§ **Data for this exercise**:
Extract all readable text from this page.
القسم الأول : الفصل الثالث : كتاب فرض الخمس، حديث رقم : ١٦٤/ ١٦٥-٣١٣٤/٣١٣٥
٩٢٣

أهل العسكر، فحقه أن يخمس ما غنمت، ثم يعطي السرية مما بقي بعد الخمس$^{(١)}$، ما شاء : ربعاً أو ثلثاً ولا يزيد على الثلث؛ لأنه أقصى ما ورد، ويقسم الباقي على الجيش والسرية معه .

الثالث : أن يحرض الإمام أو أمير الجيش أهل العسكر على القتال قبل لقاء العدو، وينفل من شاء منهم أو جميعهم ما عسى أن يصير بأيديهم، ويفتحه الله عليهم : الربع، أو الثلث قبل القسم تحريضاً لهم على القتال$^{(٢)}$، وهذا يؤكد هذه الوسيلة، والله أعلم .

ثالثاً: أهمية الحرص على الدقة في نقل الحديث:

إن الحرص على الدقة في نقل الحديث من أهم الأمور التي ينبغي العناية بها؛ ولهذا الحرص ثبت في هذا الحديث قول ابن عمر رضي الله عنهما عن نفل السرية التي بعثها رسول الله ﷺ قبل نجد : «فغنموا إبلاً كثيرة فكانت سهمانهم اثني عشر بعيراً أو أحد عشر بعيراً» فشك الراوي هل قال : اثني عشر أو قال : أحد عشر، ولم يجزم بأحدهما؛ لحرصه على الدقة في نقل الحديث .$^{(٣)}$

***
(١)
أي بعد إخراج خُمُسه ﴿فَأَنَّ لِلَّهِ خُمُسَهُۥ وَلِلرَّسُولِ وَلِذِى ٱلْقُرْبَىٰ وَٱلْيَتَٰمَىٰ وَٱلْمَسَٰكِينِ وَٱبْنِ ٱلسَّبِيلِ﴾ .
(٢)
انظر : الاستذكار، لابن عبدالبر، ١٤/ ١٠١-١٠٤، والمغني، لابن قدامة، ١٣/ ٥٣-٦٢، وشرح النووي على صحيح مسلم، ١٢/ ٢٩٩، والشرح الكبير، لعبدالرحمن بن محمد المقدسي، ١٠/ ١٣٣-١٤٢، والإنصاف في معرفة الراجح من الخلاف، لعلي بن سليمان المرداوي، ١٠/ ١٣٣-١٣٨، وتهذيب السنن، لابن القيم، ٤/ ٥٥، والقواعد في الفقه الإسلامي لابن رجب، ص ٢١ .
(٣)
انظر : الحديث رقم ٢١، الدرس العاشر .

§ **Problem requirements**:
Gather each line of the records holding the string "الخمس".

§ **Expected answer**:
القسم الأول : الفصل الثالث : كتاب فرض الخمس، حديث رقم : ١٦٤/ ١٦٥-٣١٣٤/٣١٣٥
أهل العسكر، فحقه أن يخمس ما غنمت، ثم يعطي السرية مما بقي بعد الخمس$^{(١)}$، ما شاء : ربعاً أو ثلثاً ولا يزيد على الثلث؛ لأنه أقصى ما ورد، ويقسم الباقي على الجيش والسرية معه .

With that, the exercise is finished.